Task brief:
All of the records listed below should be retyped exactly.

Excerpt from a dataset
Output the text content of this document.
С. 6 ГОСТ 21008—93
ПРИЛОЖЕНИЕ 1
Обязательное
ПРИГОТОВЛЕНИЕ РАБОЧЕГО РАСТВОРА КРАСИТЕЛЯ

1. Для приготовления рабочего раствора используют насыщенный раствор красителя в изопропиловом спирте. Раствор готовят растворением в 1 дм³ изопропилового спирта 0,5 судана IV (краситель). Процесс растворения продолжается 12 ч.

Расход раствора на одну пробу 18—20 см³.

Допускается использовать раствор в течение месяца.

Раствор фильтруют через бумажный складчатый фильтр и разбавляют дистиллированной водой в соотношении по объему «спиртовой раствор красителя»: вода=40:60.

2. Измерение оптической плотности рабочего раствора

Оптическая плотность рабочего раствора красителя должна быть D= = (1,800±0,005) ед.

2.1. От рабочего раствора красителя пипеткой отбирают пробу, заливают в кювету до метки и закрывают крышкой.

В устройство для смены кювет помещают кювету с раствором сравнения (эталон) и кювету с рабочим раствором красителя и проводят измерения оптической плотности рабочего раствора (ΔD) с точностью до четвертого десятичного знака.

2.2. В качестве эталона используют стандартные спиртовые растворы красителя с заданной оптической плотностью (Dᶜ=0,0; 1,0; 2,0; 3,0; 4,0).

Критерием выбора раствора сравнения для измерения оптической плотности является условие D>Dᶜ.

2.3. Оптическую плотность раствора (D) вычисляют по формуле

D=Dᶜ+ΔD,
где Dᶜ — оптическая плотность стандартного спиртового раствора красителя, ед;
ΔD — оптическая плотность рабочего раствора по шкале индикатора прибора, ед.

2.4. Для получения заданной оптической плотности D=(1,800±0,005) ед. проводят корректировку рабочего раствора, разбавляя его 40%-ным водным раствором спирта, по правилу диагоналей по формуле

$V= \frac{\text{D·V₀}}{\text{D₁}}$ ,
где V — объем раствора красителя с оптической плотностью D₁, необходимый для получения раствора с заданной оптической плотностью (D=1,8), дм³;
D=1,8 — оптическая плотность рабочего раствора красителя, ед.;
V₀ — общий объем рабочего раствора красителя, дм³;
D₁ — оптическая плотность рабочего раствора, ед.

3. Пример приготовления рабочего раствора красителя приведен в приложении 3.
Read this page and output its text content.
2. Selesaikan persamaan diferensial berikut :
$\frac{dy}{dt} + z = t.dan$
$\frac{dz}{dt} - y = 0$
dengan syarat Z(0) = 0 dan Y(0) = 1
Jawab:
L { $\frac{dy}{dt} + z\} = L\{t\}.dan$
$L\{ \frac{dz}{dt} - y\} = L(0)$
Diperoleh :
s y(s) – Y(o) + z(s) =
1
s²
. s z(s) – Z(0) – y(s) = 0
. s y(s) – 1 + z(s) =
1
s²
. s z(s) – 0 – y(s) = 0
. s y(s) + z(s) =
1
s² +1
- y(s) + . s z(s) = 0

Solved problem:
Output the text content of this document.
С. 6 ГОСТ 21008—93
ПРИЛОЖЕНИЕ 1
Обязательное
ПРИГОТОВЛЕНИЕ РАБОЧЕГО РАСТВОРА КРАСИТЕЛЯ

1. Для приготовления рабочего раствора используют насыщенный раствор красителя в изопропиловом спирте. Раствор готовят растворением в 1 дм³ изопропилового спирта 0,5 судана IV (краситель). Процесс растворения продолжается 12 ч.

Расход раствора на одну пробу 18—20 см³.

Допускается использовать раствор в течение месяца.

Раствор фильтруют через бумажный складчатый фильтр и разбавляют дистиллированной водой в соотношении по объему «спиртовой раствор красителя»: вода=40:60.

2. Измерение оптической плотности рабочего раствора

Оптическая плотность рабочего раствора красителя должна быть D= = (1,800±0,005) ед.

2.1. От рабочего раствора красителя пипеткой отбирают пробу, заливают в кювету до метки и закрывают крышкой.

В устройство для смены кювет помещают кювету с раствором сравнения (эталон) и кювету с рабочим раствором красителя и проводят измерения оптической плотности рабочего раствора (ΔD) с точностью до четвертого десятичного знака.

2.2. В качестве эталона используют стандартные спиртовые растворы красителя с заданной оптической плотностью (Dᶜ=0,0; 1,0; 2,0; 3,0; 4,0).

Критерием выбора раствора сравнения для измерения оптической плотности является условие D>Dᶜ.

2.3. Оптическую плотность раствора (D) вычисляют по формуле

D=Dᶜ+ΔD,
где Dᶜ — оптическая плотность стандартного спиртового раствора красителя, ед;
ΔD — оптическая плотность рабочего раствора по шкале индикатора прибора, ед.

2.4. Для получения заданной оптической плотности D=(1,800±0,005) ед. проводят корректировку рабочего раствора, разбавляя его 40%-ным водным раствором спирта, по правилу диагоналей по формуле

$V= \frac{\text{D·V₀}}{\text{D₁}}$ ,
где V — объем раствора красителя с оптической плотностью D₁, необходимый для получения раствора с заданной оптической плотностью (D=1,8), дм³;
D=1,8 — оптическая плотность рабочего раствора красителя, ед.;
V₀ — общий объем рабочего раствора красителя, дм³;
D₁ — оптическая плотность рабочего раствора, ед.

3. Пример приготовления рабочего раствора красителя приведен в приложении 3.
Read this page and output its text content.
2. Selesaikan persamaan diferensial berikut :
$\frac{dy}{dt} + z = t.dan$
$\frac{dz}{dt} - y = 0$
dengan syarat Z(0) = 0 dan Y(0) = 1
Jawab:
L { $\frac{dy}{dt} + z\} = L\{t\}.dan$
$L\{ \frac{dz}{dt} - y\} = L(0)$
Diperoleh :
s y(s) – Y(o) + z(s) =
1
s²
. s z(s) – Z(0) – y(s) = 0
. s y(s) – 1 + z(s) =
1
s²
. s z(s) – 0 – y(s) = 0
. s y(s) + z(s) =
1
s² +1
- y(s) + . s z(s) = 0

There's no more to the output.